» Written task
Search the records that follow and extract every line containing the string "test".

» A block of data
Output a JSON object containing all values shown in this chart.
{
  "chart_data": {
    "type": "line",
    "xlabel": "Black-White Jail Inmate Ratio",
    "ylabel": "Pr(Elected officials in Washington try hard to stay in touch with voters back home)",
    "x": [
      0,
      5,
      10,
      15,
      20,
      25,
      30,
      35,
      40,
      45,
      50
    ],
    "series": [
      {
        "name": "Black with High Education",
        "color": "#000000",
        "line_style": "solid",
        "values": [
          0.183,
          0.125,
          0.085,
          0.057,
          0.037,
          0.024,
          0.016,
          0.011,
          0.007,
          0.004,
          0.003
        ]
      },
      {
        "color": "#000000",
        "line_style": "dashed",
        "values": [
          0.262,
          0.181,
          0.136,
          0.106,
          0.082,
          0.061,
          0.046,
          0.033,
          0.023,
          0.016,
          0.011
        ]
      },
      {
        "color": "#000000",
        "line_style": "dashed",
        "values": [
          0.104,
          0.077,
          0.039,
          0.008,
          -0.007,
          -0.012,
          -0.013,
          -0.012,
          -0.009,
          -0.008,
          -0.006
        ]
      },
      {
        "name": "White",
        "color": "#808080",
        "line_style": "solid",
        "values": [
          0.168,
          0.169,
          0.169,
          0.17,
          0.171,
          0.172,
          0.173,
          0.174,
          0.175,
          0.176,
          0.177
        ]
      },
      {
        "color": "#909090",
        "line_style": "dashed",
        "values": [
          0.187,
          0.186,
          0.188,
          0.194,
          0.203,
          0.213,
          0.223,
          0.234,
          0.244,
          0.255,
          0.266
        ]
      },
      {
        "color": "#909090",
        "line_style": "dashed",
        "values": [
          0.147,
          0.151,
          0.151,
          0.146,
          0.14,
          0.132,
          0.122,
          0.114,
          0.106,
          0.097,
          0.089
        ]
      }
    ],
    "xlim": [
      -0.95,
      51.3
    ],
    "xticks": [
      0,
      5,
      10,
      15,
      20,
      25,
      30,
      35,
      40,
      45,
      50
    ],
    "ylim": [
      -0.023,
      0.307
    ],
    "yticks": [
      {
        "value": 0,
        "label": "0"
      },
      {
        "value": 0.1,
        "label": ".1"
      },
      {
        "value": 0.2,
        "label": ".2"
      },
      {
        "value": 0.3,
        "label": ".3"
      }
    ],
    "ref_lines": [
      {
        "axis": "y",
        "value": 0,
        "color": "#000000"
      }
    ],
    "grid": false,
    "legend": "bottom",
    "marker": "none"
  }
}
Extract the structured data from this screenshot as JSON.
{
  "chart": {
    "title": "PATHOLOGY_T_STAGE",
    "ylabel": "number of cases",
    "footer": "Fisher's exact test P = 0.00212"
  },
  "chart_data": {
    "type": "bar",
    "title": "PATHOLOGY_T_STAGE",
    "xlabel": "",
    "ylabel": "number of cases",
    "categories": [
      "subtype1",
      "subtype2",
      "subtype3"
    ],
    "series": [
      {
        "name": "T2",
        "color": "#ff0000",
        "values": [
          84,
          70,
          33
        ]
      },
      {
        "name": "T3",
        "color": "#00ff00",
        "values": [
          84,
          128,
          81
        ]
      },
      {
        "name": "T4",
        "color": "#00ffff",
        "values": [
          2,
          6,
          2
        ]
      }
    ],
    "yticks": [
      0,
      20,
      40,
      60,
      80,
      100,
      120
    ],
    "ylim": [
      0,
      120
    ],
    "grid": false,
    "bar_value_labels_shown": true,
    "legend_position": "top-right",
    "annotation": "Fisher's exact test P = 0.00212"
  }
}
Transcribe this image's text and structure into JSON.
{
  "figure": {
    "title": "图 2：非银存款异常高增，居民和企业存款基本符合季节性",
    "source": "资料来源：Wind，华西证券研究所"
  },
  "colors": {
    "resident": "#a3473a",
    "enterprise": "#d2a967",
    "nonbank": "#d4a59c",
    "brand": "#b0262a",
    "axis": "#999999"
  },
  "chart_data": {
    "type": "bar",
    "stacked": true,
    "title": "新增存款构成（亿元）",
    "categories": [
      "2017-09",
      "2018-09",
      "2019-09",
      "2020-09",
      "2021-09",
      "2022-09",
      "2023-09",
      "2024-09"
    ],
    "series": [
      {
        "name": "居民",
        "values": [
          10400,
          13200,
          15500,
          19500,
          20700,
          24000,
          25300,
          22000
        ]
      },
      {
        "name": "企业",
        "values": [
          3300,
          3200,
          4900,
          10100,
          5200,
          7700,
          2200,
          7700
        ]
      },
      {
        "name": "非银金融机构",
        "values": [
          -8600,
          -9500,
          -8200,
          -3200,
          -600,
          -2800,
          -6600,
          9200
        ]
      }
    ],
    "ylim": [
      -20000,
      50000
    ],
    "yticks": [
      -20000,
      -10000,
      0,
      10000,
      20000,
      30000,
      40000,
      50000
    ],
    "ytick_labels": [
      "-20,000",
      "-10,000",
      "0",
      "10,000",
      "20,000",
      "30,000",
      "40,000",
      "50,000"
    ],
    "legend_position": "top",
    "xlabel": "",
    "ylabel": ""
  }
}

» The response
    "footer": "Fisher's exact test P = 0.00212"
    "annotation": "Fisher's exact test P = 0.00212"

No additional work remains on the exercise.